======== Supplied text
When Michael Bublé was recently contacted by a company to use one of his songs for an upcoming project, he suggested he would like to write a brand new tune instead. He was told there was no time, that they needed it in one week. “That’s okay,” Mr. Bublé said. “Gimme three days.”

The result is Maybe This Christmas, a city-set, soul-ballad duet with an emoting Carly Pearce, co-written with Jann Arden.

“It’s amazing,” Mr. Bublé told The Globe and Mail. “You get into the situation where you’re rushed, and the art just comes. And no joke, I think it’s one of the great songs that I’ve written – I mean Top 5.”

Five of his songs have won Junos, as it happens. And Mr. Bublé, it was announced Friday, will host the 2025 Juno Awards, to be held in his Vancouver hometown. The pop crooner has won 15 Junos (and five Grammys) in all. He hosted the ceremony twice previously, in 2013 and 2018, and withdrew from hosting the 2017 awards to care for his ill son after a cancer diagnosis.

Pop-punk icons Sum 41 will be inducted into the Canadian Music Hall of Fame and perform at the 2025 Junos. The retiring band’s farewell tour begins in January.

As well, Riley O’Connor, long-time chairman of concert promoter Live Nation Canada, is to be presented with the Walt Grealis Special Achievement Award. The honour recognizes individuals who have contributed to the growth and development of the Canadian music industry at home and around the world.

The Junos, run by the Canadian Academy of Recording Arts and Sciences, were involved in a minor controversy in September when an internal memo obtained by The Canadian Press revealed that four categories – children’s album, reggae recording and Christian/gospel album and international album – were going to be put on “hiatus” for the 2025 awards.

It was a bad look for the annual showcase of Canadian music to remove the categories, particularly reggae. Within weeks, the Junos announced that only the international album award would be shelved. Two new categories (for non-performing songwriters and South Asian music) have been added.

Because Mr. Bublé's duet with the American country singer Ms. Pearce was released this late in 2024, it will not be eligible for a Juno next spring. In a coincidence, another duet with the exact same song title was released a week before the Bublé-Pearce single debuted.

Rock star Stevie Nicks and retired professional football player Jason Kelce collaborated on a cover of the other Maybe This Christmas, written by Canada’s Ron Sexsmith. Mr. Kelce is the brother of Kansas City Chiefs tight end Travis Kelce, the all-pro boyfriend of Taylor Swift.
================
§ **What is needed**
Copy the Bublé article from the words "Rock star Stevie" through the words "of Taylor Swift.", swapping "Rock star" for "Singer-songwriter". The records that come next are separate material and have no connection to the Bublé article.
======== Supplied entries
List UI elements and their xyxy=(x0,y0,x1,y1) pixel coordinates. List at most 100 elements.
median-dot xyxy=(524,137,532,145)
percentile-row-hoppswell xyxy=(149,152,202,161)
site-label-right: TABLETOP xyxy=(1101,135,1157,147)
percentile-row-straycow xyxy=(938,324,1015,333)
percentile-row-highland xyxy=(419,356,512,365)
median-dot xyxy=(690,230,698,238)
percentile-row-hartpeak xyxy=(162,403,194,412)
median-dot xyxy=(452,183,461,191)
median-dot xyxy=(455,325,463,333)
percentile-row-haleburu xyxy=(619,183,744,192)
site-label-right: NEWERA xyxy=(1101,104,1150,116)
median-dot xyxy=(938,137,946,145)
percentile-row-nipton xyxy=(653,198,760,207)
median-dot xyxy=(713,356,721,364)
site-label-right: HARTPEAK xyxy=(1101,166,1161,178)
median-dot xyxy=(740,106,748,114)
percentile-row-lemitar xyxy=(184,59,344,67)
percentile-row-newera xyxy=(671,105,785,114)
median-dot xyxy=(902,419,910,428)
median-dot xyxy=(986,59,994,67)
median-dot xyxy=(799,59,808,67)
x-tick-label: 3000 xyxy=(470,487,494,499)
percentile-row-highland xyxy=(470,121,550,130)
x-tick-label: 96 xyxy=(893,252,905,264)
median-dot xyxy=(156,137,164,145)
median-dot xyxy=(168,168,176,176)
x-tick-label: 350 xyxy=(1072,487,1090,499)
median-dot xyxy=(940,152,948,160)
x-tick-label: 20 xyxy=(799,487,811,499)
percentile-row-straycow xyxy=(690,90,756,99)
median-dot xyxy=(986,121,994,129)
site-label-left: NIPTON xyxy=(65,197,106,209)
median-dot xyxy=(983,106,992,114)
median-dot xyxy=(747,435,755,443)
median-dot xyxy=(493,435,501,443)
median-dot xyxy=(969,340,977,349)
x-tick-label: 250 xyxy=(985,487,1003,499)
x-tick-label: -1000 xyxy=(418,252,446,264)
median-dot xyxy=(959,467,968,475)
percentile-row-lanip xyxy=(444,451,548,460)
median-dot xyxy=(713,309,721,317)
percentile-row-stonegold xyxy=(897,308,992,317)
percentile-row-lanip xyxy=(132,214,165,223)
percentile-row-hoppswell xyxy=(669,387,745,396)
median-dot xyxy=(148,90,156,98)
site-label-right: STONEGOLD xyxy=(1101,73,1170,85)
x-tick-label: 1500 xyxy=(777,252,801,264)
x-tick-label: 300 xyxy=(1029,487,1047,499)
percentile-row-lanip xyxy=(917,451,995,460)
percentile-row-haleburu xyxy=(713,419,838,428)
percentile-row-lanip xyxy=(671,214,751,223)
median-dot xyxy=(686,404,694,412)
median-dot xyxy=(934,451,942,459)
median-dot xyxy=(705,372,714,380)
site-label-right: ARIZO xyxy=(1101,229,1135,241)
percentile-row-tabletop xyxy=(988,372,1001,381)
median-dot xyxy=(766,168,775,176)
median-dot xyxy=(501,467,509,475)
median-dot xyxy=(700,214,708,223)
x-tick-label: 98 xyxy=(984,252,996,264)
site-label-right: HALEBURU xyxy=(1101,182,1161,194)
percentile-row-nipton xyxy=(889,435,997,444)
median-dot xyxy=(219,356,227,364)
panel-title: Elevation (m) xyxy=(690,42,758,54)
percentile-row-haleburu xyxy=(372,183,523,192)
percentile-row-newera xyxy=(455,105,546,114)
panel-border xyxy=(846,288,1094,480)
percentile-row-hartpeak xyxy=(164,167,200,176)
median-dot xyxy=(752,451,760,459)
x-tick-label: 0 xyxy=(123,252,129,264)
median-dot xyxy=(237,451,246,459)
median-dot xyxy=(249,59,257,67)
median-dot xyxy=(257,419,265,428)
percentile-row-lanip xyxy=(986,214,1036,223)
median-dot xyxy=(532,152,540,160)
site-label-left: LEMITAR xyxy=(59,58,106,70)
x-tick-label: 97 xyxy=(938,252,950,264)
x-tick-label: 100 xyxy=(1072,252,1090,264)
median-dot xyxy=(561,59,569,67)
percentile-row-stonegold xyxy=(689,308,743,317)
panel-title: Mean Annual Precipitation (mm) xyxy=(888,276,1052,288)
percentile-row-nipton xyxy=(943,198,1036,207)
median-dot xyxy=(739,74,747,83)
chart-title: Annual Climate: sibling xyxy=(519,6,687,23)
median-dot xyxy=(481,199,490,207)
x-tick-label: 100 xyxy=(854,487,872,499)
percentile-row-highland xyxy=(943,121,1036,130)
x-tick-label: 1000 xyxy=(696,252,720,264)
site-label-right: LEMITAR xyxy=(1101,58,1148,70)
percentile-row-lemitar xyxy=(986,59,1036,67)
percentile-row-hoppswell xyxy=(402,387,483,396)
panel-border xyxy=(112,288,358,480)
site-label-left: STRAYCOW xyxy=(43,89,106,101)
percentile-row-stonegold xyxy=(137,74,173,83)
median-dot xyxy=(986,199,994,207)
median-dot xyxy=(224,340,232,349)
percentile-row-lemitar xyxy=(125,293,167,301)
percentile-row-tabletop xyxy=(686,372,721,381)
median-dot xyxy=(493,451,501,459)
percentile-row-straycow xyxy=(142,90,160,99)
================
§ **Expected answer**
Singer-songwriter Stevie Nicks and retired professional football player Jason Kelce collaborated on a cover of the other Maybe This Christmas, written by Canada’s Ron Sexsmith. Mr. Kelce is the brother of Kansas City Chiefs tight end Travis Kelce, the all-pro boyfriend of Taylor Swift.